»»
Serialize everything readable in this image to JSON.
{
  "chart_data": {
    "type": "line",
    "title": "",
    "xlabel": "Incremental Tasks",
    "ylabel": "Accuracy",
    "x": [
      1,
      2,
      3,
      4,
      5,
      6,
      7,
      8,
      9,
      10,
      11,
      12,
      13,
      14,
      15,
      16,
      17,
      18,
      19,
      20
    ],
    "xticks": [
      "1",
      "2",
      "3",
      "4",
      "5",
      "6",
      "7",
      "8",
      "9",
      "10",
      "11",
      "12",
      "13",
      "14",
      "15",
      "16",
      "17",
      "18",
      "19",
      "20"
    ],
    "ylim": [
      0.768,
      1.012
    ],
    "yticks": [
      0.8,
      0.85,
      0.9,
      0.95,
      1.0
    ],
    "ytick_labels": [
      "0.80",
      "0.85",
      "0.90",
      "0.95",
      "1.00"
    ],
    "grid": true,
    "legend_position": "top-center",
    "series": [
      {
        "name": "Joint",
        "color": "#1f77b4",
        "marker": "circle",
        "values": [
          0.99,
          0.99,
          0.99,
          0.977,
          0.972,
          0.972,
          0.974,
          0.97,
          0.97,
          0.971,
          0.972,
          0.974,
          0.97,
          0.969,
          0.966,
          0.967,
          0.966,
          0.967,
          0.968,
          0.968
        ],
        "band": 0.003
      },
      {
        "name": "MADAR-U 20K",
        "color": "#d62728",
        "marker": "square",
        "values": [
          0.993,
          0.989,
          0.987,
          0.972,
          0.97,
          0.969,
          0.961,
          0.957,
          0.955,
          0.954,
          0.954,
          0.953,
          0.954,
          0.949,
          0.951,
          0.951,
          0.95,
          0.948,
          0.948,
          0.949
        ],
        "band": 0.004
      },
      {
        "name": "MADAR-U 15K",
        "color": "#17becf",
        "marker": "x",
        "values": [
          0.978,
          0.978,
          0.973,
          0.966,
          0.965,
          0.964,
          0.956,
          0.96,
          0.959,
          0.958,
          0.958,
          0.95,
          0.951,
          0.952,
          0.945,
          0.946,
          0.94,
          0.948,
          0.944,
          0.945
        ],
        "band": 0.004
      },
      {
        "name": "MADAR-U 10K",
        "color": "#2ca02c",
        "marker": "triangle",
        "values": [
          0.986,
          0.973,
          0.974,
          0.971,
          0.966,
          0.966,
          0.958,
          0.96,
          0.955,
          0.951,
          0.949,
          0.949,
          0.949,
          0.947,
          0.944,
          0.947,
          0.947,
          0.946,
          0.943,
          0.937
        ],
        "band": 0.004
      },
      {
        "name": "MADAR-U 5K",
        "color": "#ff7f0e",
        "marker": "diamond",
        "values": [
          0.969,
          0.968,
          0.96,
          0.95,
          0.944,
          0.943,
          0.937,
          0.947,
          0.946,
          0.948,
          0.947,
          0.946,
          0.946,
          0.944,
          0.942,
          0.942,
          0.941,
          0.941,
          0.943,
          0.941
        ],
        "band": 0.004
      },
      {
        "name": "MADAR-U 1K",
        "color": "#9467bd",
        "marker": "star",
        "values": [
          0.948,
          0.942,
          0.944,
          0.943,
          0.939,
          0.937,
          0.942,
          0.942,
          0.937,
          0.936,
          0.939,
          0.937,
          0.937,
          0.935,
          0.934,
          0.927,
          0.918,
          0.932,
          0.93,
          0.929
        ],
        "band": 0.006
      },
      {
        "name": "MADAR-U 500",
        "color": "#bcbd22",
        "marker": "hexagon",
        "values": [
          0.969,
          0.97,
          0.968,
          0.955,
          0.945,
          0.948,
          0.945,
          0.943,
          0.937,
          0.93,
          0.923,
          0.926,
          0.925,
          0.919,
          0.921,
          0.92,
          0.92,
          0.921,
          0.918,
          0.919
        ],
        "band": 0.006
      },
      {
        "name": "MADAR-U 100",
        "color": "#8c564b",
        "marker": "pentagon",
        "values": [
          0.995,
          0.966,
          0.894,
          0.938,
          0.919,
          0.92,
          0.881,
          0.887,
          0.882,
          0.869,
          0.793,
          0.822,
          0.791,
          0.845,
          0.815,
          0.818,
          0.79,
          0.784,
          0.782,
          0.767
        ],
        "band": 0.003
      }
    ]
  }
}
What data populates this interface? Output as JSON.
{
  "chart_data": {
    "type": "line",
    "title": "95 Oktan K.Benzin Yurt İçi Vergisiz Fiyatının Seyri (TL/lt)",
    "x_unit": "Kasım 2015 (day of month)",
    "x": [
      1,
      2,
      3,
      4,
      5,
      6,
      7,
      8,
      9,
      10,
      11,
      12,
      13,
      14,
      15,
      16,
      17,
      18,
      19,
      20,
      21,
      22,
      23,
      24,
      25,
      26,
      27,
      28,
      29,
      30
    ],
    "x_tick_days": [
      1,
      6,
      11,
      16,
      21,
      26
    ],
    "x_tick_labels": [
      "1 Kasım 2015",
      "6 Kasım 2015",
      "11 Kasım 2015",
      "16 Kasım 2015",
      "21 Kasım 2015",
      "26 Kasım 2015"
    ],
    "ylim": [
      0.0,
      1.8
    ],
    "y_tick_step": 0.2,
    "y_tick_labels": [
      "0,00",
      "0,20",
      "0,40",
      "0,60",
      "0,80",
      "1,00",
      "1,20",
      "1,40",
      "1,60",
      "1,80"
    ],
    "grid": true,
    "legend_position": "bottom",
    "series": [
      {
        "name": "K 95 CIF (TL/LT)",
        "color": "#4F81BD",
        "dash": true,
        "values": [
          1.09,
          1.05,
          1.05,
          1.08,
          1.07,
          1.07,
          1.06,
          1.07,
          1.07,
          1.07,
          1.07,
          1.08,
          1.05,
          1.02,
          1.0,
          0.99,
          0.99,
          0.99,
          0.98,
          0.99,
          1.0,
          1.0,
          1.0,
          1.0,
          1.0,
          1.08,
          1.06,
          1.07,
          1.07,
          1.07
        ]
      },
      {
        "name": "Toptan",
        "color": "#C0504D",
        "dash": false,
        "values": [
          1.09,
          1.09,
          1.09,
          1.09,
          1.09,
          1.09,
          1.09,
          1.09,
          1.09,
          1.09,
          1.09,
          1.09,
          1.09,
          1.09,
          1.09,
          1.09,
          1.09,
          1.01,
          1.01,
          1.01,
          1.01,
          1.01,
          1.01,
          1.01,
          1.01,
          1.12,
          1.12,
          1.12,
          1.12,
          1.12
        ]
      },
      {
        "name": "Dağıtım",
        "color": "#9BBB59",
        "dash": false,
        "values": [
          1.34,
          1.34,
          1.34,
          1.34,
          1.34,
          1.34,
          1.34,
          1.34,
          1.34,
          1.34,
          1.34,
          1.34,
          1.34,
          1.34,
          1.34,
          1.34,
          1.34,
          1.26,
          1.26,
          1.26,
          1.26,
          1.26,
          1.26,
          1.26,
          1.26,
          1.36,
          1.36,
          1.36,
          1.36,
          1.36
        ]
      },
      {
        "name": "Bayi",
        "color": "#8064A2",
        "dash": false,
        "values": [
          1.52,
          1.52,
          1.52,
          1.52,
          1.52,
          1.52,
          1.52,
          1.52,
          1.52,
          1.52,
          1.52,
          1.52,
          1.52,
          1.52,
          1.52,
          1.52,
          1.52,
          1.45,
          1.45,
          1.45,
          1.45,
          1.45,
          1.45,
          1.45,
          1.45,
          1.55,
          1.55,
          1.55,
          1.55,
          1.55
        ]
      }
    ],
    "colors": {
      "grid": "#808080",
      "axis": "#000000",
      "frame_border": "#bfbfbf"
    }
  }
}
««
_What you have to do_.
Output the listing above without altering a single character.

_Finished task_.
Serialize everything readable in this image to JSON.
{
  "chart_data": {
    "type": "line",
    "title": "",
    "xlabel": "Incremental Tasks",
    "ylabel": "Accuracy",
    "x": [
      1,
      2,
      3,
      4,
      5,
      6,
      7,
      8,
      9,
      10,
      11,
      12,
      13,
      14,
      15,
      16,
      17,
      18,
      19,
      20
    ],
    "xticks": [
      "1",
      "2",
      "3",
      "4",
      "5",
      "6",
      "7",
      "8",
      "9",
      "10",
      "11",
      "12",
      "13",
      "14",
      "15",
      "16",
      "17",
      "18",
      "19",
      "20"
    ],
    "ylim": [
      0.768,
      1.012
    ],
    "yticks": [
      0.8,
      0.85,
      0.9,
      0.95,
      1.0
    ],
    "ytick_labels": [
      "0.80",
      "0.85",
      "0.90",
      "0.95",
      "1.00"
    ],
    "grid": true,
    "legend_position": "top-center",
    "series": [
      {
        "name": "Joint",
        "color": "#1f77b4",
        "marker": "circle",
        "values": [
          0.99,
          0.99,
          0.99,
          0.977,
          0.972,
          0.972,
          0.974,
          0.97,
          0.97,
          0.971,
          0.972,
          0.974,
          0.97,
          0.969,
          0.966,
          0.967,
          0.966,
          0.967,
          0.968,
          0.968
        ],
        "band": 0.003
      },
      {
        "name": "MADAR-U 20K",
        "color": "#d62728",
        "marker": "square",
        "values": [
          0.993,
          0.989,
          0.987,
          0.972,
          0.97,
          0.969,
          0.961,
          0.957,
          0.955,
          0.954,
          0.954,
          0.953,
          0.954,
          0.949,
          0.951,
          0.951,
          0.95,
          0.948,
          0.948,
          0.949
        ],
        "band": 0.004
      },
      {
        "name": "MADAR-U 15K",
        "color": "#17becf",
        "marker": "x",
        "values": [
          0.978,
          0.978,
          0.973,
          0.966,
          0.965,
          0.964,
          0.956,
          0.96,
          0.959,
          0.958,
          0.958,
          0.95,
          0.951,
          0.952,
          0.945,
          0.946,
          0.94,
          0.948,
          0.944,
          0.945
        ],
        "band": 0.004
      },
      {
        "name": "MADAR-U 10K",
        "color": "#2ca02c",
        "marker": "triangle",
        "values": [
          0.986,
          0.973,
          0.974,
          0.971,
          0.966,
          0.966,
          0.958,
          0.96,
          0.955,
          0.951,
          0.949,
          0.949,
          0.949,
          0.947,
          0.944,
          0.947,
          0.947,
          0.946,
          0.943,
          0.937
        ],
        "band": 0.004
      },
      {
        "name": "MADAR-U 5K",
        "color": "#ff7f0e",
        "marker": "diamond",
        "values": [
          0.969,
          0.968,
          0.96,
          0.95,
          0.944,
          0.943,
          0.937,
          0.947,
          0.946,
          0.948,
          0.947,
          0.946,
          0.946,
          0.944,
          0.942,
          0.942,
          0.941,
          0.941,
          0.943,
          0.941
        ],
        "band": 0.004
      },
      {
        "name": "MADAR-U 1K",
        "color": "#9467bd",
        "marker": "star",
        "values": [
          0.948,
          0.942,
          0.944,
          0.943,
          0.939,
          0.937,
          0.942,
          0.942,
          0.937,
          0.936,
          0.939,
          0.937,
          0.937,
          0.935,
          0.934,
          0.927,
          0.918,
          0.932,
          0.93,
          0.929
        ],
        "band": 0.006
      },
      {
        "name": "MADAR-U 500",
        "color": "#bcbd22",
        "marker": "hexagon",
        "values": [
          0.969,
          0.97,
          0.968,
          0.955,
          0.945,
          0.948,
          0.945,
          0.943,
          0.937,
          0.93,
          0.923,
          0.926,
          0.925,
          0.919,
          0.921,
          0.92,
          0.92,
          0.921,
          0.918,
          0.919
        ],
        "band": 0.006
      },
      {
        "name": "MADAR-U 100",
        "color": "#8c564b",
        "marker": "pentagon",
        "values": [
          0.995,
          0.966,
          0.894,
          0.938,
          0.919,
          0.92,
          0.881,
          0.887,
          0.882,
          0.869,
          0.793,
          0.822,
          0.791,
          0.845,
          0.815,
          0.818,
          0.79,
          0.784,
          0.782,
          0.767
        ],
        "band": 0.003
      }
    ]
  }
}
What data populates this interface? Output as JSON.
{
  "chart_data": {
    "type": "line",
    "title": "95 Oktan K.Benzin Yurt İçi Vergisiz Fiyatının Seyri (TL/lt)",
    "x_unit": "Kasım 2015 (day of month)",
    "x": [
      1,
      2,
      3,
      4,
      5,
      6,
      7,
      8,
      9,
      10,
      11,
      12,
      13,
      14,
      15,
      16,
      17,
      18,
      19,
      20,
      21,
      22,
      23,
      24,
      25,
      26,
      27,
      28,
      29,
      30
    ],
    "x_tick_days": [
      1,
      6,
      11,
      16,
      21,
      26
    ],
    "x_tick_labels": [
      "1 Kasım 2015",
      "6 Kasım 2015",
      "11 Kasım 2015",
      "16 Kasım 2015",
      "21 Kasım 2015",
      "26 Kasım 2015"
    ],
    "ylim": [
      0.0,
      1.8
    ],
    "y_tick_step": 0.2,
    "y_tick_labels": [
      "0,00",
      "0,20",
      "0,40",
      "0,60",
      "0,80",
      "1,00",
      "1,20",
      "1,40",
      "1,60",
      "1,80"
    ],
    "grid": true,
    "legend_position": "bottom",
    "series": [
      {
        "name": "K 95 CIF (TL/LT)",
        "color": "#4F81BD",
        "dash": true,
        "values": [
          1.09,
          1.05,
          1.05,
          1.08,
          1.07,
          1.07,
          1.06,
          1.07,
          1.07,
          1.07,
          1.07,
          1.08,
          1.05,
          1.02,
          1.0,
          0.99,
          0.99,
          0.99,
          0.98,
          0.99,
          1.0,
          1.0,
          1.0,
          1.0,
          1.0,
          1.08,
          1.06,
          1.07,
          1.07,
          1.07
        ]
      },
      {
        "name": "Toptan",
        "color": "#C0504D",
        "dash": false,
        "values": [
          1.09,
          1.09,
          1.09,
          1.09,
          1.09,
          1.09,
          1.09,
          1.09,
          1.09,
          1.09,
          1.09,
          1.09,
          1.09,
          1.09,
          1.09,
          1.09,
          1.09,
          1.01,
          1.01,
          1.01,
          1.01,
          1.01,
          1.01,
          1.01,
          1.01,
          1.12,
          1.12,
          1.12,
          1.12,
          1.12
        ]
      },
      {
        "name": "Dağıtım",
        "color": "#9BBB59",
        "dash": false,
        "values": [
          1.34,
          1.34,
          1.34,
          1.34,
          1.34,
          1.34,
          1.34,
          1.34,
          1.34,
          1.34,
          1.34,
          1.34,
          1.34,
          1.34,
          1.34,
          1.34,
          1.34,
          1.26,
          1.26,
          1.26,
          1.26,
          1.26,
          1.26,
          1.26,
          1.26,
          1.36,
          1.36,
          1.36,
          1.36,
          1.36
        ]
      },
      {
        "name": "Bayi",
        "color": "#8064A2",
        "dash": false,
        "values": [
          1.52,
          1.52,
          1.52,
          1.52,
          1.52,
          1.52,
          1.52,
          1.52,
          1.52,
          1.52,
          1.52,
          1.52,
          1.52,
          1.52,
          1.52,
          1.52,
          1.52,
          1.45,
          1.45,
          1.45,
          1.45,
          1.45,
          1.45,
          1.45,
          1.45,
          1.55,
          1.55,
          1.55,
          1.55,
          1.55
        ]
      }
    ],
    "colors": {
      "grid": "#808080",
      "axis": "#000000",
      "frame_border": "#bfbfbf"
    }
  }
}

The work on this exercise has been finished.